#### TASK GOAL
Count the lines below that contain the word "enfants", and reply with only that number.

:: PROVIDED DATA

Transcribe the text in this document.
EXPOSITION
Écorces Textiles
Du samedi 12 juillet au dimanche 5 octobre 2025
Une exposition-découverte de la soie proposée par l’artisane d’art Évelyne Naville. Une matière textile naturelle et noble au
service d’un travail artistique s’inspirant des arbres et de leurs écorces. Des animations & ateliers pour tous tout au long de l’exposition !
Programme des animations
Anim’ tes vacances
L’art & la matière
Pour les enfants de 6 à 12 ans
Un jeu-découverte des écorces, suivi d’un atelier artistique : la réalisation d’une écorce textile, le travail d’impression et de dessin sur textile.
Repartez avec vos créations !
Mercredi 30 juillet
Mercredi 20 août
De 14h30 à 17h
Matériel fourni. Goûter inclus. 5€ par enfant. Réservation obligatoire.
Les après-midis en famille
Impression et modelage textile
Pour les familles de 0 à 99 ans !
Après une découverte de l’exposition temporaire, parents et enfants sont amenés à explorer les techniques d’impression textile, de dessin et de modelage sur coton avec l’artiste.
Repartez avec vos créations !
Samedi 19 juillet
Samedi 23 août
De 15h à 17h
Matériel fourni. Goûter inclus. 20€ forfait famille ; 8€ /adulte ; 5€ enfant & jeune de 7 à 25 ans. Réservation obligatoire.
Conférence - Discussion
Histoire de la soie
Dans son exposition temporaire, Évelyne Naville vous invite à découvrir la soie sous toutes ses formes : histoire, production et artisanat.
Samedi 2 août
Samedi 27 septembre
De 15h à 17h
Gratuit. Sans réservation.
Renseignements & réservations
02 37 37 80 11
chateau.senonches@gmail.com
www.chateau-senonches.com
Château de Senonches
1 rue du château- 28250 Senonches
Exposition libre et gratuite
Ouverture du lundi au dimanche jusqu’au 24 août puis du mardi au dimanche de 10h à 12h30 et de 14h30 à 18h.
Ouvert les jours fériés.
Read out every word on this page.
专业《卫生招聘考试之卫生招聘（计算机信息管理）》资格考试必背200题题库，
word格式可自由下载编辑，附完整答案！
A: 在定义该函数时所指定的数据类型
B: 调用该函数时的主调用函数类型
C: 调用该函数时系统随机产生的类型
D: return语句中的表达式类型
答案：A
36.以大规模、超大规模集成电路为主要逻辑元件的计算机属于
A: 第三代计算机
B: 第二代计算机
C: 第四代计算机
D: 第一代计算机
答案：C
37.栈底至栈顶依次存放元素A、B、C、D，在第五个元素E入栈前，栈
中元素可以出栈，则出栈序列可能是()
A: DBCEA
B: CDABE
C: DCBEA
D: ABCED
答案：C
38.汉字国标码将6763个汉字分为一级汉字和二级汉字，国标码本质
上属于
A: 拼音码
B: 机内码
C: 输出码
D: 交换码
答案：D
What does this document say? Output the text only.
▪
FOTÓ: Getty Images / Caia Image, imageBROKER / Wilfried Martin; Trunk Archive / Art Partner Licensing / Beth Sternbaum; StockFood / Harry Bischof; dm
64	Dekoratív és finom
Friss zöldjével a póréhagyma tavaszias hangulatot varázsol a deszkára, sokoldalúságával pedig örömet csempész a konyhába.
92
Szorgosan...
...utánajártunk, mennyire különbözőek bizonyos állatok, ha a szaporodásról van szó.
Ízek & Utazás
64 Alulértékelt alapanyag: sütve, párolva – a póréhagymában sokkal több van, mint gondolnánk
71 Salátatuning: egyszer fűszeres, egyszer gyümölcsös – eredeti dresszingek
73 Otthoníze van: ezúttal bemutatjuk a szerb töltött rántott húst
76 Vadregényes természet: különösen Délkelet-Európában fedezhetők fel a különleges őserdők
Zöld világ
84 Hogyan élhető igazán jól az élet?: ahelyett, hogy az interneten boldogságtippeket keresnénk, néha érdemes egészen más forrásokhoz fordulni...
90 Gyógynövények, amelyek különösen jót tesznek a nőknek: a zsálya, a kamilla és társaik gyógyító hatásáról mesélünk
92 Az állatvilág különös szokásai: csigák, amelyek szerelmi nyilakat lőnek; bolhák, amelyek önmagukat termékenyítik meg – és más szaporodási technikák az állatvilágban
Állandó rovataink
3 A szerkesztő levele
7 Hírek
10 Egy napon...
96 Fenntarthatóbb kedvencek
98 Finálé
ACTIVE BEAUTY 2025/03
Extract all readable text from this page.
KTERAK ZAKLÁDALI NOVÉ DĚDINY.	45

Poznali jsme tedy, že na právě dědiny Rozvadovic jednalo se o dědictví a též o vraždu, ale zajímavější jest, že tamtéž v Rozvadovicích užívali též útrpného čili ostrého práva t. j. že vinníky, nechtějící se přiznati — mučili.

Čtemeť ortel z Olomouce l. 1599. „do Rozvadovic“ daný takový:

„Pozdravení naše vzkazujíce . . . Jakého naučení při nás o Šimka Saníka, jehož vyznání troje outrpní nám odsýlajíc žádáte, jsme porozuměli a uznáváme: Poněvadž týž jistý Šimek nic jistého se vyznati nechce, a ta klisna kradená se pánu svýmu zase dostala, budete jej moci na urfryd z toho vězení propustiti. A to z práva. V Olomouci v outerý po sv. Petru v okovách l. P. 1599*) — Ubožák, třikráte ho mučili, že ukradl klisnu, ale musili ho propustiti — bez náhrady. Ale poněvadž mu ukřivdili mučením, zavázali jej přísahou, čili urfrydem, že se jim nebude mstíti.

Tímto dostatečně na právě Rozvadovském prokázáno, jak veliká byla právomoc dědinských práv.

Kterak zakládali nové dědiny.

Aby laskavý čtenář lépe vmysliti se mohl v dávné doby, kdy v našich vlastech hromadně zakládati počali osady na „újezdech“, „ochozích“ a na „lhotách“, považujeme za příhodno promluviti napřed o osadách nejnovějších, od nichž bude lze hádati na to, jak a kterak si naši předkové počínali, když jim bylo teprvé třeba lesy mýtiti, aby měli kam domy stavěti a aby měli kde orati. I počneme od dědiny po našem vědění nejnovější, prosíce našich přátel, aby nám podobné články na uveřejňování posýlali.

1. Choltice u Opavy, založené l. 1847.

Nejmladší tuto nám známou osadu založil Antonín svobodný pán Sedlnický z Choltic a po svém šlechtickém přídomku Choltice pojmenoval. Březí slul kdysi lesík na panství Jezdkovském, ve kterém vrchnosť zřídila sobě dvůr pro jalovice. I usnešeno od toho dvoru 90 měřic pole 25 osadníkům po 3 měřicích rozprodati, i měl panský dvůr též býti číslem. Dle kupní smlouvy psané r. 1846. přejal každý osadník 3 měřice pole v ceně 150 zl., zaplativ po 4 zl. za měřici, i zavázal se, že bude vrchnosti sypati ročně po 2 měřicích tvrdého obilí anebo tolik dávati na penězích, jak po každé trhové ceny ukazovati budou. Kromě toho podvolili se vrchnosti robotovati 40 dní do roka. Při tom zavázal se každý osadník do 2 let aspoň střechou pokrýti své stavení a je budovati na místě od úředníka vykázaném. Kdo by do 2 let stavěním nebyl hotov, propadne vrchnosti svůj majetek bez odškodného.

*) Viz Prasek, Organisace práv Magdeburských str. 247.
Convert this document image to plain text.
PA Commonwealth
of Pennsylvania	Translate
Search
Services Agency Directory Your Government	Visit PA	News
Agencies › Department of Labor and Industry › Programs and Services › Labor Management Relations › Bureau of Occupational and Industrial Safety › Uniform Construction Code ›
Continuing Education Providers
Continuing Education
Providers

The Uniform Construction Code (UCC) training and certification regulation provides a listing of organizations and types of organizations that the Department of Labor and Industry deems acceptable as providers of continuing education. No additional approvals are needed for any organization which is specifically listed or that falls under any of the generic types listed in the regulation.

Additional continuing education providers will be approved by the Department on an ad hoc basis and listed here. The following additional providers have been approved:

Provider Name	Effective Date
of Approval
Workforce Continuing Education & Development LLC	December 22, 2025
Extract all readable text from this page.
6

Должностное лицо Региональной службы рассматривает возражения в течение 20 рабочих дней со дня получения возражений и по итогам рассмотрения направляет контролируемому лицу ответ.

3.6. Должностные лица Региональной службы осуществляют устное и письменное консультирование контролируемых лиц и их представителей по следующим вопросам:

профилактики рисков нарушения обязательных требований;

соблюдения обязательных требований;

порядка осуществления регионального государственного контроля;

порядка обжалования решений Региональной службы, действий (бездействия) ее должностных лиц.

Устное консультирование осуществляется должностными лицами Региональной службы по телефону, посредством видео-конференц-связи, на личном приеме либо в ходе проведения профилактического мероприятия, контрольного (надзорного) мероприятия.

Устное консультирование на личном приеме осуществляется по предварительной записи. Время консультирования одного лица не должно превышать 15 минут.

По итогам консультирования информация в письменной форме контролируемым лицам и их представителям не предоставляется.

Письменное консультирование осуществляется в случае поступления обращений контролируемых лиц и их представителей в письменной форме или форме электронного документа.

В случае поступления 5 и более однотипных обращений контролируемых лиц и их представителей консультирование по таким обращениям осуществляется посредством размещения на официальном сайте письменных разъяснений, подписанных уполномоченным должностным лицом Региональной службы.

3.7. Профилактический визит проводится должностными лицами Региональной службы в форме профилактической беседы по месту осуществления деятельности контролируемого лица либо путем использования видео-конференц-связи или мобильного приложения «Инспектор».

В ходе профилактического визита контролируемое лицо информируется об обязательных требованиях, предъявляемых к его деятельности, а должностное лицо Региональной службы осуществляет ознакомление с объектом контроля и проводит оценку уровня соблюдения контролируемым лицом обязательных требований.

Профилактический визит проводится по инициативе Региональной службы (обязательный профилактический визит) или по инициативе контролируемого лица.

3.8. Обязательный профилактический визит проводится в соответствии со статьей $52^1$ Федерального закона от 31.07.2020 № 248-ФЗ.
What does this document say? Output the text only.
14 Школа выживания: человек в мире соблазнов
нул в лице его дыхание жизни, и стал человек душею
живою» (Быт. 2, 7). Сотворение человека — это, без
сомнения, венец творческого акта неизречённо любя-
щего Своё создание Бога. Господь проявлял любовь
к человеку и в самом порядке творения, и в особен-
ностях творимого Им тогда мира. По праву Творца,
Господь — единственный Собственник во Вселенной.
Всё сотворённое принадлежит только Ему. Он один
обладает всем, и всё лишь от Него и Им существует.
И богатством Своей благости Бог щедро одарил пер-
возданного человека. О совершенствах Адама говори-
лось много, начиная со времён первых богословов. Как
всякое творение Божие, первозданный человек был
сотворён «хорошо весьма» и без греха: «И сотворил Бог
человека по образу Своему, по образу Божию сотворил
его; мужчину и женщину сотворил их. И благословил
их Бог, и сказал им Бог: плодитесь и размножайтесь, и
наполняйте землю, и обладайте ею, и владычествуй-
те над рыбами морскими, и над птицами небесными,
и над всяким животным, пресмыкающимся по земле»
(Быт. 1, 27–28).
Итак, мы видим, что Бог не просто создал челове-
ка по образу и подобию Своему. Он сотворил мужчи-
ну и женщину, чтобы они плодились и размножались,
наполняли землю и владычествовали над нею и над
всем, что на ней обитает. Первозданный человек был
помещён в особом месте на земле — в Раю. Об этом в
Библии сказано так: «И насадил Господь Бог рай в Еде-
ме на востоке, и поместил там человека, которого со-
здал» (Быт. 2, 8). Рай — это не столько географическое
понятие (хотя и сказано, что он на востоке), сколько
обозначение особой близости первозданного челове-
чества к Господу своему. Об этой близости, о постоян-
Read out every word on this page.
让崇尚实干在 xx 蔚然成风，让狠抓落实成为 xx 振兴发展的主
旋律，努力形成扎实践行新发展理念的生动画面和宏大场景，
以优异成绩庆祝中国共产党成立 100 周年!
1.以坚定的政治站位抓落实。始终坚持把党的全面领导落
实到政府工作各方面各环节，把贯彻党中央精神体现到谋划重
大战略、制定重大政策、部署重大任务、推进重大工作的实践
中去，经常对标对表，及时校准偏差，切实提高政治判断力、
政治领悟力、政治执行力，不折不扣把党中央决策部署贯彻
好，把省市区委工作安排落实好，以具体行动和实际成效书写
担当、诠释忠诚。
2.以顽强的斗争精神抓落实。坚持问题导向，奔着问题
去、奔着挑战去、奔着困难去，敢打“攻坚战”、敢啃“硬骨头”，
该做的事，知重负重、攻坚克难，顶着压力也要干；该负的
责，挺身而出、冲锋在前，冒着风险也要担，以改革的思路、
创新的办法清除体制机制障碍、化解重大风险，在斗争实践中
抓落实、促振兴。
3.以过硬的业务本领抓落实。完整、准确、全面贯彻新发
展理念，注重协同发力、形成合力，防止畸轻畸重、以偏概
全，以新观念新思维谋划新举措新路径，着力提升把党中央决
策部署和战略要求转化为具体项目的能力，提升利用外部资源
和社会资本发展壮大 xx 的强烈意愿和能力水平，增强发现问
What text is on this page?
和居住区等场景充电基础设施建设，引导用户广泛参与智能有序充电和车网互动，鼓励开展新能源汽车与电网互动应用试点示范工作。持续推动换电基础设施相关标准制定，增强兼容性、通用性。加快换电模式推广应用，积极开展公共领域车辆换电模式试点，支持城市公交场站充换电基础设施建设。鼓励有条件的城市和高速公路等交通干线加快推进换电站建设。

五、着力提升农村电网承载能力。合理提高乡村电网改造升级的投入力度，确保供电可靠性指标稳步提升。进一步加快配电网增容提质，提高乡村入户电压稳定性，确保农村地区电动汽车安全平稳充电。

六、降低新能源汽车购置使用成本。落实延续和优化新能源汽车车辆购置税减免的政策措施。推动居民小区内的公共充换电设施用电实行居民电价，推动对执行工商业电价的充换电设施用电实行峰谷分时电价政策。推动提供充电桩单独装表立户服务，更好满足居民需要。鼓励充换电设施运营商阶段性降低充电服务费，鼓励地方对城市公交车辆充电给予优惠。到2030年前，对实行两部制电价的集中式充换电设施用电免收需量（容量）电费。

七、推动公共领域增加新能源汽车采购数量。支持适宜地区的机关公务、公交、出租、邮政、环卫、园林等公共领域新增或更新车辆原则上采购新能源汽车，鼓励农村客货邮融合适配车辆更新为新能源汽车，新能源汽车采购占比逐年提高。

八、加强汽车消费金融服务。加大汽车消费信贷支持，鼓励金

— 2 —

::::

#### RESPONSE
2